Information supplied:
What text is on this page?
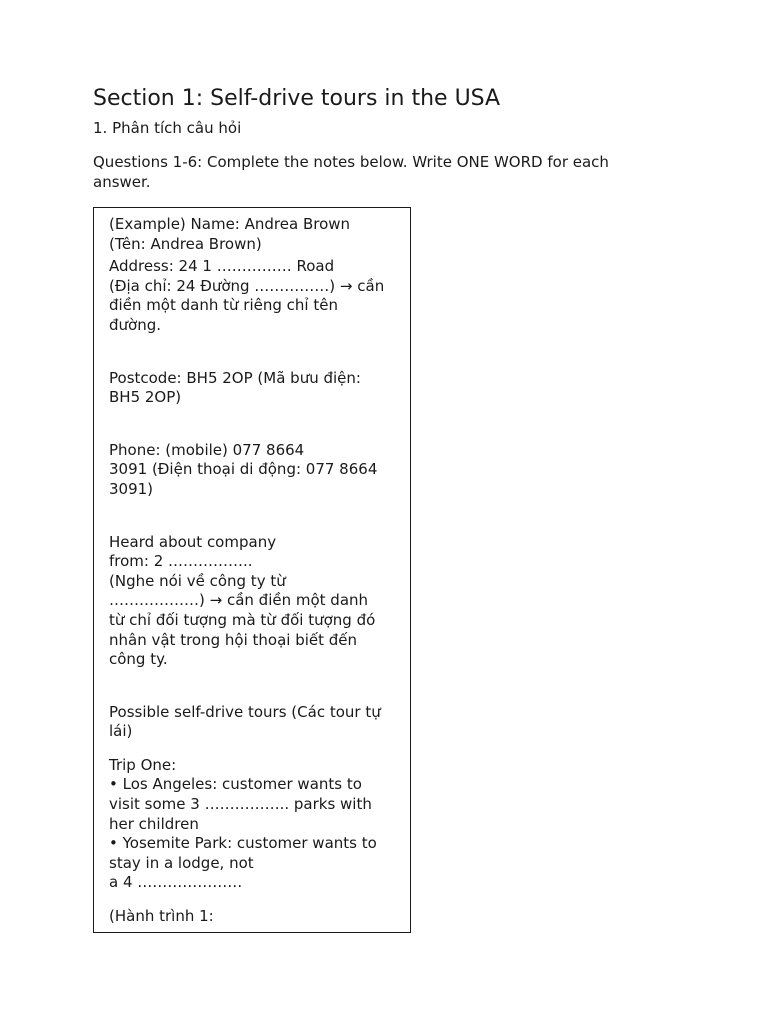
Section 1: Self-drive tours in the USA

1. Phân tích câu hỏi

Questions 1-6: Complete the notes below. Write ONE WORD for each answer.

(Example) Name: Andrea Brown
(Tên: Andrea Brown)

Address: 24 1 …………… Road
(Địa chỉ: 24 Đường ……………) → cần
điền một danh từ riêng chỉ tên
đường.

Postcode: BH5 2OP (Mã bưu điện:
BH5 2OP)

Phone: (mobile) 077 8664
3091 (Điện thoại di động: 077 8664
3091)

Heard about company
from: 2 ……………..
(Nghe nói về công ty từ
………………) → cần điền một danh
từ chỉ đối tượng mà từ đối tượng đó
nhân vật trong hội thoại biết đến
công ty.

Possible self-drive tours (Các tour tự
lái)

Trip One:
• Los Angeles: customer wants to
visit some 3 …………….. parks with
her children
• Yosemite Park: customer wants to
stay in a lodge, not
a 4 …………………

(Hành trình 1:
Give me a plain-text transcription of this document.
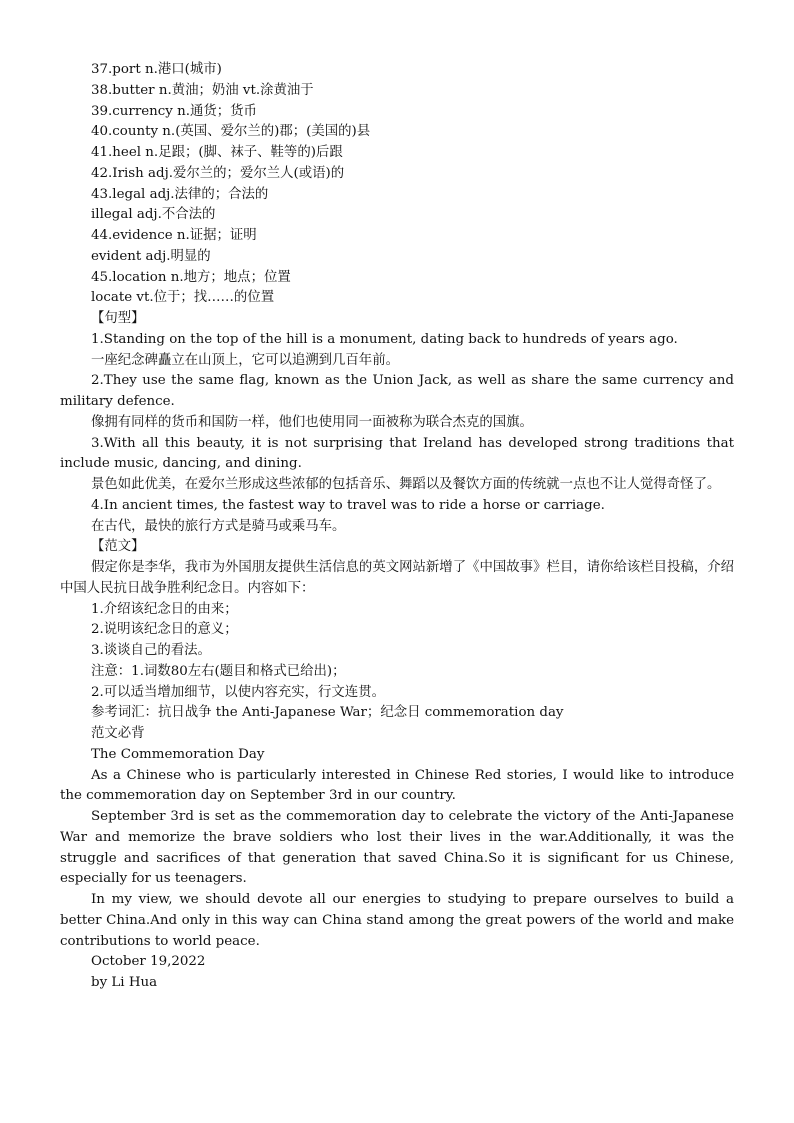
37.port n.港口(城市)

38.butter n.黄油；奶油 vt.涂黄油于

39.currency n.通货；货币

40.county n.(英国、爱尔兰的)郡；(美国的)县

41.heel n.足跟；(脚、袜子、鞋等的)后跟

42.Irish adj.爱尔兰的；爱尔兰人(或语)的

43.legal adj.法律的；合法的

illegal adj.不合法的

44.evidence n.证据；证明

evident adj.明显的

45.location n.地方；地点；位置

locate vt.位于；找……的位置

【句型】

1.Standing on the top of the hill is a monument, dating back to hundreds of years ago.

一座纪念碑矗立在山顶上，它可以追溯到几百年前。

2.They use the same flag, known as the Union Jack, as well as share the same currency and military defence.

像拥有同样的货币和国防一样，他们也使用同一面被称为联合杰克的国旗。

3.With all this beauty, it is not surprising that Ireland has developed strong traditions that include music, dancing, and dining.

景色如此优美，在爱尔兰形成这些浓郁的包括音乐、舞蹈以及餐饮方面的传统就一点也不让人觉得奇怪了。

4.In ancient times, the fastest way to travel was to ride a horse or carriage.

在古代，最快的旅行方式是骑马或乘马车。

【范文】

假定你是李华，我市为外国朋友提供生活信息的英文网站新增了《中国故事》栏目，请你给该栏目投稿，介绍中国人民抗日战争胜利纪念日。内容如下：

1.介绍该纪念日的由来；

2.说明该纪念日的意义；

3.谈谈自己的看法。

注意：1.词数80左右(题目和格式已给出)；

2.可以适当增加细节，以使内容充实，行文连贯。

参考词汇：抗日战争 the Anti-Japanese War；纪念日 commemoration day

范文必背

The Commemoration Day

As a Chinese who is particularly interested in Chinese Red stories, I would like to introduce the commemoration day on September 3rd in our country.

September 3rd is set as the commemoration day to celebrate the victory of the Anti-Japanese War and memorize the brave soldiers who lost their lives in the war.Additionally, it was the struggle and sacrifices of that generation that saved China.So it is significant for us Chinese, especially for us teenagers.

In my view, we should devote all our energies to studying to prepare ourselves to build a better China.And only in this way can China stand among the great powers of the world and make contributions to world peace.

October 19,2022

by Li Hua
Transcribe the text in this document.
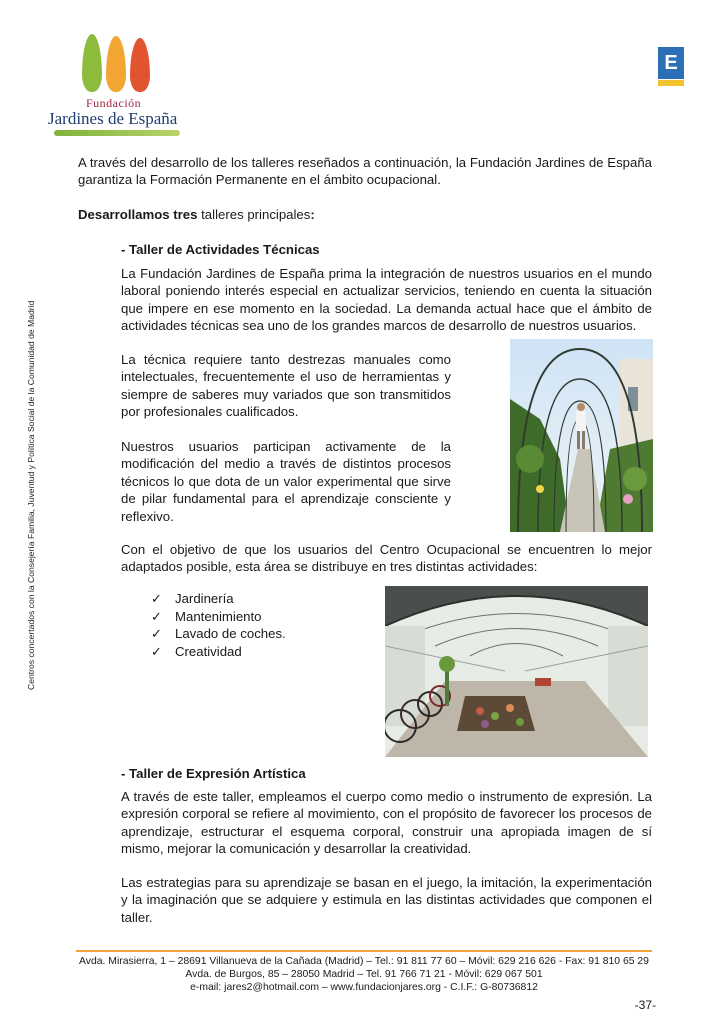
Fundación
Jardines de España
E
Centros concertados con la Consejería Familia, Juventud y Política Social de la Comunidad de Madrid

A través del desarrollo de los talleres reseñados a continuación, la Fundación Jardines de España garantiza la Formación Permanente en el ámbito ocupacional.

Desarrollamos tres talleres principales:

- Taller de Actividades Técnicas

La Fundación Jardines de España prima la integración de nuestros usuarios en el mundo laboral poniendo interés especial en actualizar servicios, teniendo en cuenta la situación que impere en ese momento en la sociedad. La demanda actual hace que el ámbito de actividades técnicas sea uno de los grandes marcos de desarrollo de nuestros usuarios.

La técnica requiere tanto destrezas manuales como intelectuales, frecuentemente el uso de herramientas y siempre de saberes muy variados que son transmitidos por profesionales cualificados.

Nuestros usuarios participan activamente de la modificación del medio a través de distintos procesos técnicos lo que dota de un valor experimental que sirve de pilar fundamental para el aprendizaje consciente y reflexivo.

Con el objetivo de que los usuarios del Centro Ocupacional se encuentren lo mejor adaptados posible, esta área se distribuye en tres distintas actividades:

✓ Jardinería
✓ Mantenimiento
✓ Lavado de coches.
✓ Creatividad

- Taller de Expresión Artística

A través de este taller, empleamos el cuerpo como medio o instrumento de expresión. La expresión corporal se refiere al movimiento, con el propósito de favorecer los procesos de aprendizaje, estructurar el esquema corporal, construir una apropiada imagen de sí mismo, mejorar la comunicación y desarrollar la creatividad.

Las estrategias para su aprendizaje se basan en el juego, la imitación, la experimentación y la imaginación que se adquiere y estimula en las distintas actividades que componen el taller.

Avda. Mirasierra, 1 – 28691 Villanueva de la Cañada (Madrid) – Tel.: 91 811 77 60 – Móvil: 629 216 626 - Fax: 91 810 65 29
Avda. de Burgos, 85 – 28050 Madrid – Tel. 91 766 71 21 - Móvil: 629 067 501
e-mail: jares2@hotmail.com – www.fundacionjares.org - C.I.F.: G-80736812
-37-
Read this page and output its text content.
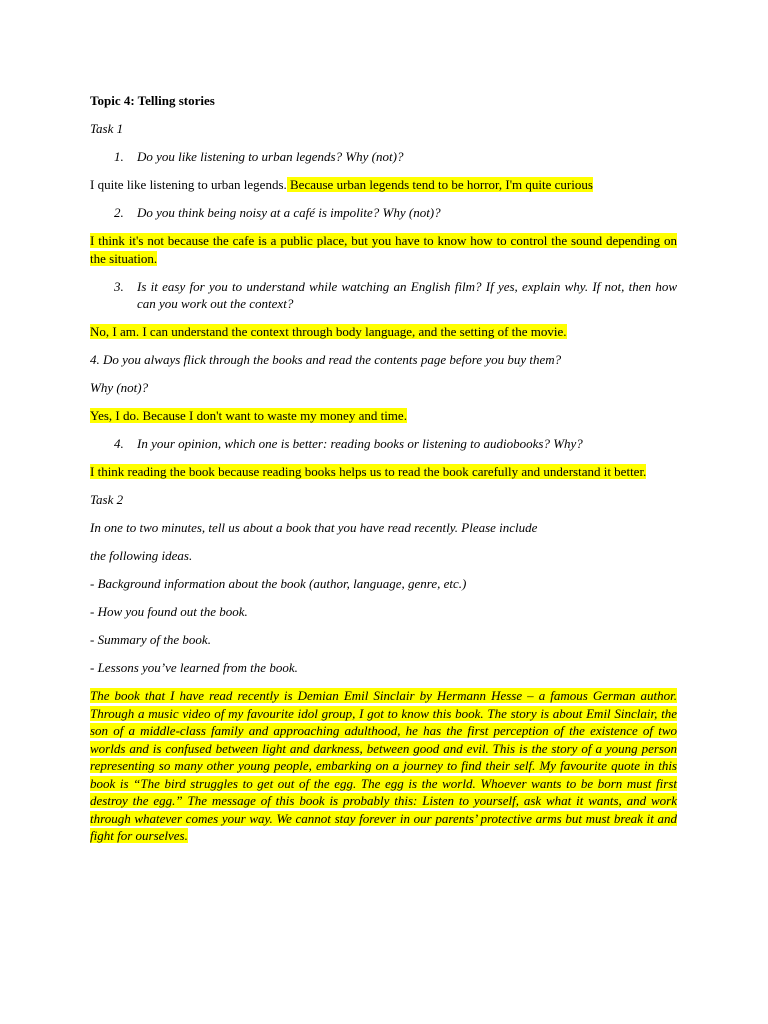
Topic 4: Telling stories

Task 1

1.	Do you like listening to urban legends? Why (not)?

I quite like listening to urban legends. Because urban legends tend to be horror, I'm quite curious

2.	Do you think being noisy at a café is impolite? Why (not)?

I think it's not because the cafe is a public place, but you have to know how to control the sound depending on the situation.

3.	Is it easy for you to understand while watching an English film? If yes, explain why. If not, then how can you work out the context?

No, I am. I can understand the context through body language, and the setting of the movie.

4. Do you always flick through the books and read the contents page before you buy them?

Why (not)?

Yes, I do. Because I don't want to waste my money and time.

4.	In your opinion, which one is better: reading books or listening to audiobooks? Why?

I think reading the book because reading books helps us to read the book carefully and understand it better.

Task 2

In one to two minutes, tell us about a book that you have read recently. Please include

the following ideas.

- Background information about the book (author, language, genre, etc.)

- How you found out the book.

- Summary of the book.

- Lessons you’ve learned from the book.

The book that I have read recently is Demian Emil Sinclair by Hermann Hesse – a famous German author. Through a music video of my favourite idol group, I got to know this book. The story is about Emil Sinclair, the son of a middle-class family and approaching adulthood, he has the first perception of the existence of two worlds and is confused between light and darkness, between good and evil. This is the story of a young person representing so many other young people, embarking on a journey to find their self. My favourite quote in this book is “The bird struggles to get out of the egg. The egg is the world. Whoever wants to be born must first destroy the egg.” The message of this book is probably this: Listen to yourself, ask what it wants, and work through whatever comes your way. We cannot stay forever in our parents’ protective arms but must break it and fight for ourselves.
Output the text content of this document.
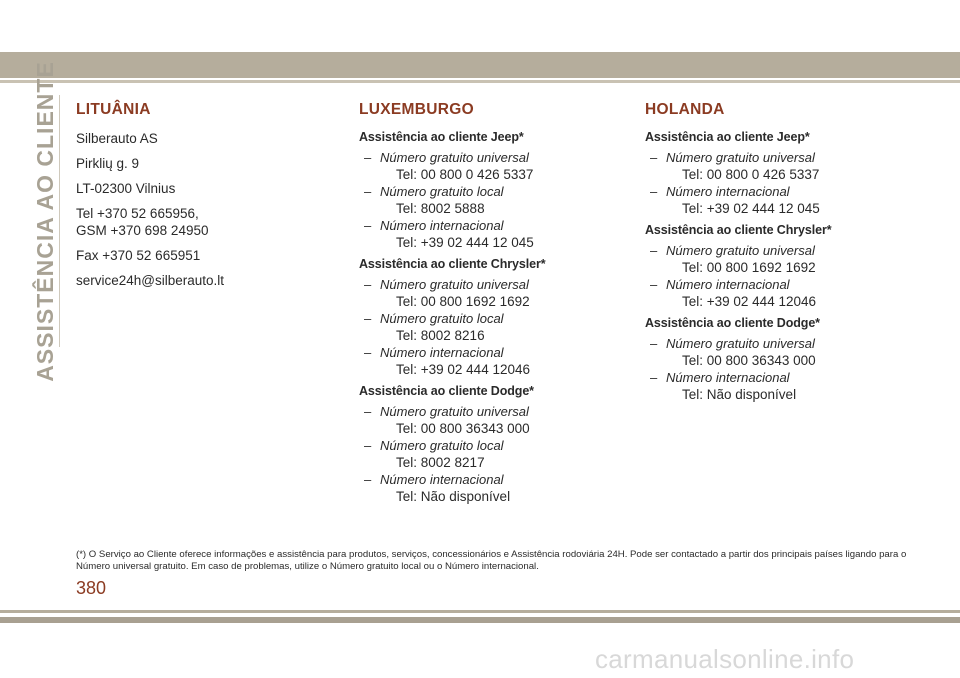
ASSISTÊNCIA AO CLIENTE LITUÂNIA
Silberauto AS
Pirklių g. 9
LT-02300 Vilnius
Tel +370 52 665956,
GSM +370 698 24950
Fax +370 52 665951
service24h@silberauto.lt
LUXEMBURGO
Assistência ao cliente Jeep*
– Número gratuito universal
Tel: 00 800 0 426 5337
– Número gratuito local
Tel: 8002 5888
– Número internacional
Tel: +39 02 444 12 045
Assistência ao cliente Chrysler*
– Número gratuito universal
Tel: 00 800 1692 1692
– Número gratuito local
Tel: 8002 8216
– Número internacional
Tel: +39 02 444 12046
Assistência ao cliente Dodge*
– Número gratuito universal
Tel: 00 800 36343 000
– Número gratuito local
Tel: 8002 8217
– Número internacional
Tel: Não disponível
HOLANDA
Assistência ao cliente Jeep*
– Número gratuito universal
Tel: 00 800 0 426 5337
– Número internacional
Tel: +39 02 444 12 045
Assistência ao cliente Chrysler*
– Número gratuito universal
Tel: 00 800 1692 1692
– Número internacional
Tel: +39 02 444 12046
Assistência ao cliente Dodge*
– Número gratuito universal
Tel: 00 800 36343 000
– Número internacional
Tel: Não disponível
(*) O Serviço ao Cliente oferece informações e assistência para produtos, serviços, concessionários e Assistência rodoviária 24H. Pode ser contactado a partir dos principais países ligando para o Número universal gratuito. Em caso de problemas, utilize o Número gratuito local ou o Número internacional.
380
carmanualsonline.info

What is asked: Copy each line that contains the word "books".

Response for this exercise:
4. Do you always flick through the books and read the contents page before you buy them?
4.	In your opinion, which one is better: reading books or listening to audiobooks? Why?
I think reading the book because reading books helps us to read the book carefully and understand it better.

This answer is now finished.